_Extracted text_:
···

Most good small business owners start by outlining their business plan, and the beauty business is no exception. In fact, Dyer cites this as the most important piece of advice she gives to new business owners.
“You want to have a business plan and a budget,” Dyer says. “If you don’t know what that is, you don’t need to own a business. Take a class. Hire a financial planner. Definitely hire an attorney!”
The basics of a business plan: how much money you need to run your business—keeping in mind that between the upfront costs and the operating costs, it might be at least a few months, sometimes more than a year, before you turn a profit. This could involve visiting a loan officer at a local bank or credit union for a small business loan, as well as meeting with an accountant who can help you plan for and file taxes related to your new endeavor.
The major tenets of a business plan are operating costs, including rent, training, insurance, inventory, and what you’ll charge for your services—which you’ll balance against one another in order to turn a profit. The operating costs are mostly up to you and will depend on the size and scope of your vision, but what you charge is to some extent out of your hands:
“Product pricing is universal—it’s a 50% markup of the wholesale price,” says Dyer. “You can come into my salon or the salon down the street and the same bottle of shampoo will be the same price. That’s just standard in the industry of cosmetology.”

···

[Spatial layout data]

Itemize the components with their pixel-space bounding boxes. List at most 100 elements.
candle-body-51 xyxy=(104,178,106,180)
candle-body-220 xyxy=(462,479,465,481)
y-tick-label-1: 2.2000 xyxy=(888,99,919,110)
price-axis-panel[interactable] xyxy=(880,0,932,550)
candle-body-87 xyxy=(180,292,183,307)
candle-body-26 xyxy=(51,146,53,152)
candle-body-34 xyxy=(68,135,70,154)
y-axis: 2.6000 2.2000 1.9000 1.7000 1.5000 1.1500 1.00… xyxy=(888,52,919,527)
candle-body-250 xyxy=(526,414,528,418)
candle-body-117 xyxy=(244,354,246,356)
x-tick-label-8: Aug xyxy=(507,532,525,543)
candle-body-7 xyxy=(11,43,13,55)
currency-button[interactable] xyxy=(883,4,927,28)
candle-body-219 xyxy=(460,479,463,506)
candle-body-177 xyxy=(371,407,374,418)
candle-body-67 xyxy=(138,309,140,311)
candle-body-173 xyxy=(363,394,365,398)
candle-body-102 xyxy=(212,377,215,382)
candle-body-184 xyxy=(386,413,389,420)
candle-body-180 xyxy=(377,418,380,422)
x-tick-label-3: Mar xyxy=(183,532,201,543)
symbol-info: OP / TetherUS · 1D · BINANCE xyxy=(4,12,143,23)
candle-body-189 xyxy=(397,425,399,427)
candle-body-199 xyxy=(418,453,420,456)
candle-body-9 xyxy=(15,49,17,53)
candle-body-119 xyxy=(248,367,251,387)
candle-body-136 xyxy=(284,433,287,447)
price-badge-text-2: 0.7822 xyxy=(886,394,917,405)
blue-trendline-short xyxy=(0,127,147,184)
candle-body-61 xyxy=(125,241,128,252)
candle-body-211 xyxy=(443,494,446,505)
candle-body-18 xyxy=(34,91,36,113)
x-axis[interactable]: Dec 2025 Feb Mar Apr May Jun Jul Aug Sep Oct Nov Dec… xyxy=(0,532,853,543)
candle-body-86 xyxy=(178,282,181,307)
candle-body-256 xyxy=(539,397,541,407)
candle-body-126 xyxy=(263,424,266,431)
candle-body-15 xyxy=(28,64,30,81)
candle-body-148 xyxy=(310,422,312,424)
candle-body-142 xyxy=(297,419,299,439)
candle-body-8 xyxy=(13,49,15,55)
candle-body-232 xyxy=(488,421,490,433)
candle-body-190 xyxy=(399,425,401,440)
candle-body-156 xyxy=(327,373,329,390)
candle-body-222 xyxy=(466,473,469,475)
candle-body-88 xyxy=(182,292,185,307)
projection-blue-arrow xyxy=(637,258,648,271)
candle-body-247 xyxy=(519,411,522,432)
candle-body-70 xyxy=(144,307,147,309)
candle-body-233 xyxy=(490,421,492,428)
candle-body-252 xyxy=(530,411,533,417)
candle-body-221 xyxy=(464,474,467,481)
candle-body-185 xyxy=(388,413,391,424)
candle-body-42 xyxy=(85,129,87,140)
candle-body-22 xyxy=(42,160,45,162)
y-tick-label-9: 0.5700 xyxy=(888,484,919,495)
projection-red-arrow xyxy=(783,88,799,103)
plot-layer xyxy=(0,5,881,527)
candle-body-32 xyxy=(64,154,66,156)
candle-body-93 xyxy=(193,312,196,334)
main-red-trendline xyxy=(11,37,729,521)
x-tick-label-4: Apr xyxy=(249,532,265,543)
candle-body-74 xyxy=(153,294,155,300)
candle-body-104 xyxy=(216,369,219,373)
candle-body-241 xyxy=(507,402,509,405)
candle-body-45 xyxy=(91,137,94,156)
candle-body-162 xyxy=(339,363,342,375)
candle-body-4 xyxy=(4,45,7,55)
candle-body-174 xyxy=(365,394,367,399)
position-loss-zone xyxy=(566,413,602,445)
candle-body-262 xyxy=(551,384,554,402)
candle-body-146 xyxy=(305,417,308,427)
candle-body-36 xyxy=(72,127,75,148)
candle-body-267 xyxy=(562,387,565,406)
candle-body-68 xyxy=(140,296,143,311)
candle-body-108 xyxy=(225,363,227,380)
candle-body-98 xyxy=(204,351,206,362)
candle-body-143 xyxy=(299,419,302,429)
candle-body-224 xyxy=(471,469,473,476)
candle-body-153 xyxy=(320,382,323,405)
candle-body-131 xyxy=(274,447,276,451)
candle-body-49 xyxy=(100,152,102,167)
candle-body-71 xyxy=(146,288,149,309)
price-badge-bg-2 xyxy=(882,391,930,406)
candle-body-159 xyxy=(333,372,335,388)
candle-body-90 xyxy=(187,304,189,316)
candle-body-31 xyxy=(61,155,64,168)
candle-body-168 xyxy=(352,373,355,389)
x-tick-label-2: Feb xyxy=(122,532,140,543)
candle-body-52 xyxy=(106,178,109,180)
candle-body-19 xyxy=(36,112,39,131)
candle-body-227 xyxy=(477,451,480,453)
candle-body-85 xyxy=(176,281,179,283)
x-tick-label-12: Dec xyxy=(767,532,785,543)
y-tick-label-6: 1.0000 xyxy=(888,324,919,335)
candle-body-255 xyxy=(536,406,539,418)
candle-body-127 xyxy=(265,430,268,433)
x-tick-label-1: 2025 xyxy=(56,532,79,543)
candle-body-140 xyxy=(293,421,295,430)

···

_To do_:
A) Reproduce word for word the section of the passage on beauty business plans that begins with the words "Most good small" and ends with the words "your new endeavor.".
B) Quote the spatial layout data rows exactly, starting with the first row and ending with the row that contains "price-axis-panel[interactable] xyxy=(880,0,932,550)", with both of those rows included.

_Answers to each task_:
A)
Most good small business owners start by outlining their business plan, and the beauty business is no exception. In fact, Dyer cites this as the most important piece of advice she gives to new business owners.
“You want to have a business plan and a budget,” Dyer says. “If you don’t know what that is, you don’t need to own a business. Take a class. Hire a financial planner. Definitely hire an attorney!”
The basics of a business plan: how much money you need to run your business—keeping in mind that between the upfront costs and the operating costs, it might be at least a few months, sometimes more than a year, before you turn a profit. This could involve visiting a loan officer at a local bank or credit union for a small business loan, as well as meeting with an accountant who can help you plan for and file taxes related to your new endeavor.

B)
Itemize the components with their pixel-space bounding boxes. List at most 100 elements.
candle-body-51 xyxy=(104,178,106,180)
candle-body-220 xyxy=(462,479,465,481)
y-tick-label-1: 2.2000 xyxy=(888,99,919,110)
price-axis-panel[interactable] xyxy=(880,0,932,550)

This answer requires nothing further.